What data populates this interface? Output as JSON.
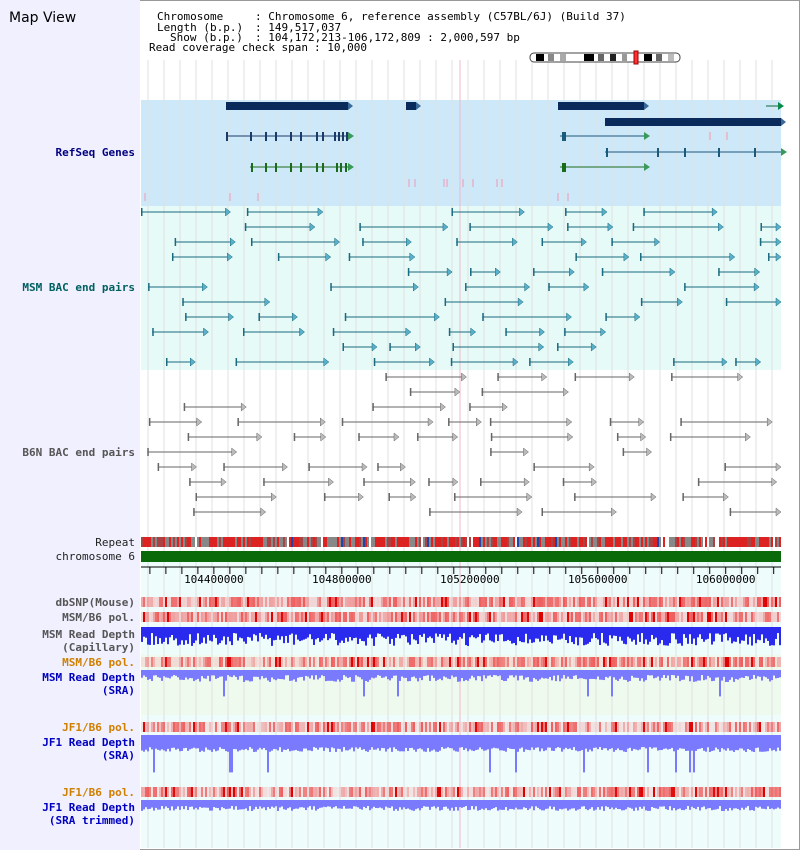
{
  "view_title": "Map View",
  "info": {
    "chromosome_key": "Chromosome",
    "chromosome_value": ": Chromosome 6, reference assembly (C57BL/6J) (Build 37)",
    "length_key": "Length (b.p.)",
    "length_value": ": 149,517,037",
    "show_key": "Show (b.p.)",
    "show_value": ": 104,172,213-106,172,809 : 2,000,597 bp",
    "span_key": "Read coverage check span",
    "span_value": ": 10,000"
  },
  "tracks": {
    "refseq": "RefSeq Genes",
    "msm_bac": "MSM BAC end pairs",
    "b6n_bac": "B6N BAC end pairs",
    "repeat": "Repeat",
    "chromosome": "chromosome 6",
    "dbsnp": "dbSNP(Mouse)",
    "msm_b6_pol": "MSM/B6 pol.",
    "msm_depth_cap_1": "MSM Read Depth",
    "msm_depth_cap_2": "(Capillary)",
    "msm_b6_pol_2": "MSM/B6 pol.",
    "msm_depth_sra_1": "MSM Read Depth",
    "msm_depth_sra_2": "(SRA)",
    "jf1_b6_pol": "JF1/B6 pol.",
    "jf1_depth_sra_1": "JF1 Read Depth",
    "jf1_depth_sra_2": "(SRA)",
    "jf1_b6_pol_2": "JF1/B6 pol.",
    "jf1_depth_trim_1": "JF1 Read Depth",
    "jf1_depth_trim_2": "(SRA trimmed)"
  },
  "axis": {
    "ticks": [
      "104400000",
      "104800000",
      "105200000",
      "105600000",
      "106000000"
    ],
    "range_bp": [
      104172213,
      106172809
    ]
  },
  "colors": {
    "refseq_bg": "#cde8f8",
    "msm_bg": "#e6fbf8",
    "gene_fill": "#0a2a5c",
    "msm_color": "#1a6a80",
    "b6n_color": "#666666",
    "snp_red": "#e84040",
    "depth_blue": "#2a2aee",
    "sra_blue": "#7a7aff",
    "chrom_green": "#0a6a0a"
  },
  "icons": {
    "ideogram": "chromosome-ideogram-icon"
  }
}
· · · · ·
THE PROBLEM. When the word "pairs" turns up on a line of the material above, copy that line.

EXERCISE RESPONSE.
    "msm_bac": "MSM BAC end pairs",
    "b6n_bac": "B6N BAC end pairs",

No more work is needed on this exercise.